Stated goal
Without changing a character, return the entries, but not the images they hold.

Available records
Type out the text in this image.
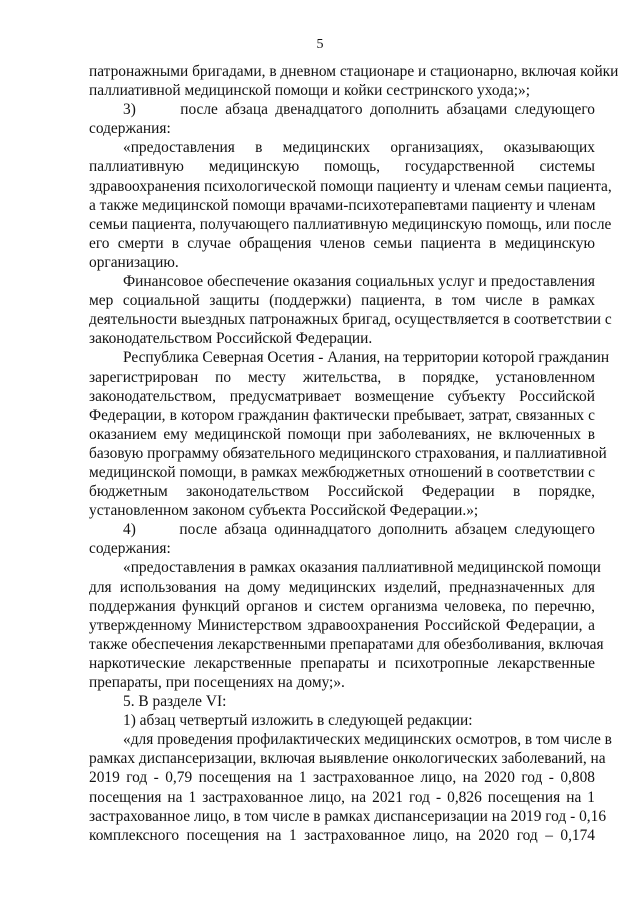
5
патронажными бригадами, в дневном стационаре и стационарно, включая койки
паллиативной медицинской помощи и койки сестринского ухода;»;
3)      после абзаца двенадцатого дополнить абзацами следующего
содержания:
«предоставления в медицинских организациях, оказывающих
паллиативную медицинскую помощь, государственной системы
здравоохранения психологической помощи пациенту и членам семьи пациента,
а также медицинской помощи врачами-психотерапевтами пациенту и членам
семьи пациента, получающего паллиативную медицинскую помощь, или после
его смерти в случае обращения членов семьи пациента в медицинскую
организацию.
Финансовое обеспечение оказания социальных услуг и предоставления
мер социальной защиты (поддержки) пациента, в том числе в рамках
деятельности выездных патронажных бригад, осуществляется в соответствии с
законодательством Российской Федерации.
Республика Северная Осетия - Алания, на территории которой гражданин
зарегистрирован по месту жительства, в порядке, установленном
законодательством, предусматривает возмещение субъекту Российской
Федерации, в котором гражданин фактически пребывает, затрат, связанных с
оказанием ему медицинской помощи при заболеваниях, не включенных в
базовую программу обязательного медицинского страхования, и паллиативной
медицинской помощи, в рамках межбюджетных отношений в соответствии с
бюджетным законодательством Российской Федерации в порядке,
установленном законом субъекта Российской Федерации.»;
4)      после абзаца одиннадцатого дополнить абзацем следующего
содержания:
«предоставления в рамках оказания паллиативной медицинской помощи
для использования на дому медицинских изделий, предназначенных для
поддержания функций органов и систем организма человека, по перечню,
утвержденному Министерством здравоохранения Российской Федерации, а
также обеспечения лекарственными препаратами для обезболивания, включая
наркотические лекарственные препараты и психотропные лекарственные
препараты, при посещениях на дому;».
5. В разделе VI:
1) абзац четвертый изложить в следующей редакции:
«для проведения профилактических медицинских осмотров, в том числе в
рамках диспансеризации, включая выявление онкологических заболеваний, на
2019 год - 0,79 посещения на 1 застрахованное лицо, на 2020 год - 0,808
посещения на 1 застрахованное лицо, на 2021 год - 0,826 посещения на 1
застрахованное лицо, в том числе в рамках диспансеризации на 2019 год - 0,16
комплексного посещения на 1 застрахованное лицо, на 2020 год – 0,174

Worked answer
Type out the text in this image.
5
патронажными бригадами, в дневном стационаре и стационарно, включая койки
паллиативной медицинской помощи и койки сестринского ухода;»;
3)      после абзаца двенадцатого дополнить абзацами следующего
содержания:
«предоставления в медицинских организациях, оказывающих
паллиативную медицинскую помощь, государственной системы
здравоохранения психологической помощи пациенту и членам семьи пациента,
а также медицинской помощи врачами-психотерапевтами пациенту и членам
семьи пациента, получающего паллиативную медицинскую помощь, или после
его смерти в случае обращения членов семьи пациента в медицинскую
организацию.
Финансовое обеспечение оказания социальных услуг и предоставления
мер социальной защиты (поддержки) пациента, в том числе в рамках
деятельности выездных патронажных бригад, осуществляется в соответствии с
законодательством Российской Федерации.
Республика Северная Осетия - Алания, на территории которой гражданин
зарегистрирован по месту жительства, в порядке, установленном
законодательством, предусматривает возмещение субъекту Российской
Федерации, в котором гражданин фактически пребывает, затрат, связанных с
оказанием ему медицинской помощи при заболеваниях, не включенных в
базовую программу обязательного медицинского страхования, и паллиативной
медицинской помощи, в рамках межбюджетных отношений в соответствии с
бюджетным законодательством Российской Федерации в порядке,
установленном законом субъекта Российской Федерации.»;
4)      после абзаца одиннадцатого дополнить абзацем следующего
содержания:
«предоставления в рамках оказания паллиативной медицинской помощи
для использования на дому медицинских изделий, предназначенных для
поддержания функций органов и систем организма человека, по перечню,
утвержденному Министерством здравоохранения Российской Федерации, а
также обеспечения лекарственными препаратами для обезболивания, включая
наркотические лекарственные препараты и психотропные лекарственные
препараты, при посещениях на дому;».
5. В разделе VI:
1) абзац четвертый изложить в следующей редакции:
«для проведения профилактических медицинских осмотров, в том числе в
рамках диспансеризации, включая выявление онкологических заболеваний, на
2019 год - 0,79 посещения на 1 застрахованное лицо, на 2020 год - 0,808
посещения на 1 застрахованное лицо, на 2021 год - 0,826 посещения на 1
застрахованное лицо, в том числе в рамках диспансеризации на 2019 год - 0,16
комплексного посещения на 1 застрахованное лицо, на 2020 год – 0,174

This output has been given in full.